Task requirements
Can you write out every one of the entries below word for word, leaving nothing out and changing nothing?

Entries provided

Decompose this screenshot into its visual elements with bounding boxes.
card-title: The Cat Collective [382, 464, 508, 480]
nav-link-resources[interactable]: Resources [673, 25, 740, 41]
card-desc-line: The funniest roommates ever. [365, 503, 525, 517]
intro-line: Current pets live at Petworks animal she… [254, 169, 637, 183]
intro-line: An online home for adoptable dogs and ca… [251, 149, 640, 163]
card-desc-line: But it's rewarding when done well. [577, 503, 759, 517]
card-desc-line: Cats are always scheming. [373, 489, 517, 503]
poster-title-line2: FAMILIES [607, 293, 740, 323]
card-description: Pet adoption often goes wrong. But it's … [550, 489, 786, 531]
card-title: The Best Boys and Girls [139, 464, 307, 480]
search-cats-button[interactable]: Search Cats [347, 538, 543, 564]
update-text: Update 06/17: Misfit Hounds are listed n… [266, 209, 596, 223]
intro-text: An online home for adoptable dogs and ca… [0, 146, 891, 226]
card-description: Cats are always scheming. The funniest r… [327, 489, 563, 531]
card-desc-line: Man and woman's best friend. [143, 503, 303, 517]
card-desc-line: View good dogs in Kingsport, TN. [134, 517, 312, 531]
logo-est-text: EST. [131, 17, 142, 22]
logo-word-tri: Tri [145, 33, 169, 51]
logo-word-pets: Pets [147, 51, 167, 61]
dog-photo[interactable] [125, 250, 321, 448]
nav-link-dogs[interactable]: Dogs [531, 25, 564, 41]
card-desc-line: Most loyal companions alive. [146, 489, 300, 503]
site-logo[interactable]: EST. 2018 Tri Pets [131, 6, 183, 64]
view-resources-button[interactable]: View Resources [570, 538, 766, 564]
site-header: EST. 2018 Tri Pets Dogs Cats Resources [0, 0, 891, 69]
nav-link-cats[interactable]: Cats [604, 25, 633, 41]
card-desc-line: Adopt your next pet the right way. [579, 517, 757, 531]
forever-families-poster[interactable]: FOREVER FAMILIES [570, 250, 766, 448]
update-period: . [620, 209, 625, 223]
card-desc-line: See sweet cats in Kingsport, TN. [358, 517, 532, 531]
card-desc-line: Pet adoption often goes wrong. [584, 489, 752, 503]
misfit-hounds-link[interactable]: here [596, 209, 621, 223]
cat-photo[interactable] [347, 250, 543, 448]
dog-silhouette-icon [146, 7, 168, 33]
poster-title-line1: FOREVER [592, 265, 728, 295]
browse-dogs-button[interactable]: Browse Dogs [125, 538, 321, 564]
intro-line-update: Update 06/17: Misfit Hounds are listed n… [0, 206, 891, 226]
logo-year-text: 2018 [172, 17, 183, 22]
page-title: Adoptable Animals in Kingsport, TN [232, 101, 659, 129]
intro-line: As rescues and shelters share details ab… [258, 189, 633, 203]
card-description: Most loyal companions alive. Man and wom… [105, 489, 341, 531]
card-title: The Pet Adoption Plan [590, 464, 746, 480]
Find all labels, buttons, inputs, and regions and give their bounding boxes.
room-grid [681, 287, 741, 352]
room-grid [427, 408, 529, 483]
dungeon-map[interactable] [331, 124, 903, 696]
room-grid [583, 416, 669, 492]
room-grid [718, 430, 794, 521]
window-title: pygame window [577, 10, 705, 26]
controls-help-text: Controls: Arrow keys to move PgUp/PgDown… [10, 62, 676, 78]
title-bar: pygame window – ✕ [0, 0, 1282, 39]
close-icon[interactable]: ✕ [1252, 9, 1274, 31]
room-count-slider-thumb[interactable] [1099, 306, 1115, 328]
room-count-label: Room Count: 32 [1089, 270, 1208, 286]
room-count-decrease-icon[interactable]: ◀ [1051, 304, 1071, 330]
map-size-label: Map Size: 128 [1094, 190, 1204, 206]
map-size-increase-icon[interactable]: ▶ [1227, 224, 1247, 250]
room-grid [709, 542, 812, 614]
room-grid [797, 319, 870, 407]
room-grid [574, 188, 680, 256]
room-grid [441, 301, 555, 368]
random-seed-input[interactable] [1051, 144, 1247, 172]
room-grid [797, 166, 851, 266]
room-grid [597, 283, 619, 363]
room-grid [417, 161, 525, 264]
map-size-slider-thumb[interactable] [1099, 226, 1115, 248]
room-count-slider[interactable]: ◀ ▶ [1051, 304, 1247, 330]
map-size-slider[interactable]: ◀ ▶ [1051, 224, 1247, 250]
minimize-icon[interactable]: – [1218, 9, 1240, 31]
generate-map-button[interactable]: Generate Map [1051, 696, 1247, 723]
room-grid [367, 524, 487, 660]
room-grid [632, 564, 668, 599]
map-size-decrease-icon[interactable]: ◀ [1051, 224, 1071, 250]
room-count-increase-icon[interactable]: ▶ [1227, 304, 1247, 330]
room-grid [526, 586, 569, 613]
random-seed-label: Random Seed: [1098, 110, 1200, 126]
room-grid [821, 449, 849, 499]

Final result
Decompose this screenshot into its visual elements with bounding boxes.
card-title: The Cat Collective [382, 464, 508, 480]
nav-link-resources[interactable]: Resources [673, 25, 740, 41]
card-desc-line: The funniest roommates ever. [365, 503, 525, 517]
intro-line: Current pets live at Petworks animal she… [254, 169, 637, 183]
intro-line: An online home for adoptable dogs and ca… [251, 149, 640, 163]
card-desc-line: But it's rewarding when done well. [577, 503, 759, 517]
card-desc-line: Cats are always scheming. [373, 489, 517, 503]
poster-title-line2: FAMILIES [607, 293, 740, 323]
card-description: Pet adoption often goes wrong. But it's … [550, 489, 786, 531]
card-title: The Best Boys and Girls [139, 464, 307, 480]
search-cats-button[interactable]: Search Cats [347, 538, 543, 564]
update-text: Update 06/17: Misfit Hounds are listed n… [266, 209, 596, 223]
intro-text: An online home for adoptable dogs and ca… [0, 146, 891, 226]
card-description: Cats are always scheming. The funniest r… [327, 489, 563, 531]
card-desc-line: Man and woman's best friend. [143, 503, 303, 517]
card-desc-line: View good dogs in Kingsport, TN. [134, 517, 312, 531]
logo-est-text: EST. [131, 17, 142, 22]
logo-word-tri: Tri [145, 33, 169, 51]
logo-word-pets: Pets [147, 51, 167, 61]
dog-photo[interactable] [125, 250, 321, 448]
nav-link-dogs[interactable]: Dogs [531, 25, 564, 41]
card-desc-line: Most loyal companions alive. [146, 489, 300, 503]
site-logo[interactable]: EST. 2018 Tri Pets [131, 6, 183, 64]
view-resources-button[interactable]: View Resources [570, 538, 766, 564]
site-header: EST. 2018 Tri Pets Dogs Cats Resources [0, 0, 891, 69]
nav-link-cats[interactable]: Cats [604, 25, 633, 41]
card-desc-line: Adopt your next pet the right way. [579, 517, 757, 531]
forever-families-poster[interactable]: FOREVER FAMILIES [570, 250, 766, 448]
update-period: . [620, 209, 625, 223]
card-desc-line: See sweet cats in Kingsport, TN. [358, 517, 532, 531]
card-desc-line: Pet adoption often goes wrong. [584, 489, 752, 503]
misfit-hounds-link[interactable]: here [596, 209, 621, 223]
cat-photo[interactable] [347, 250, 543, 448]
dog-silhouette-icon [146, 7, 168, 33]
poster-title-line1: FOREVER [592, 265, 728, 295]
browse-dogs-button[interactable]: Browse Dogs [125, 538, 321, 564]
intro-line-update: Update 06/17: Misfit Hounds are listed n… [0, 206, 891, 226]
logo-year-text: 2018 [172, 17, 183, 22]
page-title: Adoptable Animals in Kingsport, TN [232, 101, 659, 129]
intro-line: As rescues and shelters share details ab… [258, 189, 633, 203]
card-description: Most loyal companions alive. Man and wom… [105, 489, 341, 531]
card-title: The Pet Adoption Plan [590, 464, 746, 480]
Find all labels, buttons, inputs, and regions and give their bounding boxes.
room-grid [681, 287, 741, 352]
room-grid [427, 408, 529, 483]
dungeon-map[interactable] [331, 124, 903, 696]
room-grid [583, 416, 669, 492]
room-grid [718, 430, 794, 521]
window-title: pygame window [577, 10, 705, 26]
controls-help-text: Controls: Arrow keys to move PgUp/PgDown… [10, 62, 676, 78]
title-bar: pygame window – ✕ [0, 0, 1282, 39]
close-icon[interactable]: ✕ [1252, 9, 1274, 31]
room-count-slider-thumb[interactable] [1099, 306, 1115, 328]
room-count-label: Room Count: 32 [1089, 270, 1208, 286]
room-count-decrease-icon[interactable]: ◀ [1051, 304, 1071, 330]
map-size-label: Map Size: 128 [1094, 190, 1204, 206]
map-size-increase-icon[interactable]: ▶ [1227, 224, 1247, 250]
room-grid [709, 542, 812, 614]
room-grid [797, 319, 870, 407]
room-grid [574, 188, 680, 256]
room-grid [441, 301, 555, 368]
random-seed-input[interactable] [1051, 144, 1247, 172]
room-grid [797, 166, 851, 266]
room-grid [597, 283, 619, 363]
room-grid [417, 161, 525, 264]
map-size-slider-thumb[interactable] [1099, 226, 1115, 248]
room-count-slider[interactable]: ◀ ▶ [1051, 304, 1247, 330]
map-size-slider[interactable]: ◀ ▶ [1051, 224, 1247, 250]
minimize-icon[interactable]: – [1218, 9, 1240, 31]
generate-map-button[interactable]: Generate Map [1051, 696, 1247, 723]
room-grid [367, 524, 487, 660]
room-grid [632, 564, 668, 599]
map-size-decrease-icon[interactable]: ◀ [1051, 224, 1071, 250]
room-count-increase-icon[interactable]: ▶ [1227, 304, 1247, 330]
room-grid [526, 586, 569, 613]
random-seed-label: Random Seed: [1098, 110, 1200, 126]
room-grid [821, 449, 849, 499]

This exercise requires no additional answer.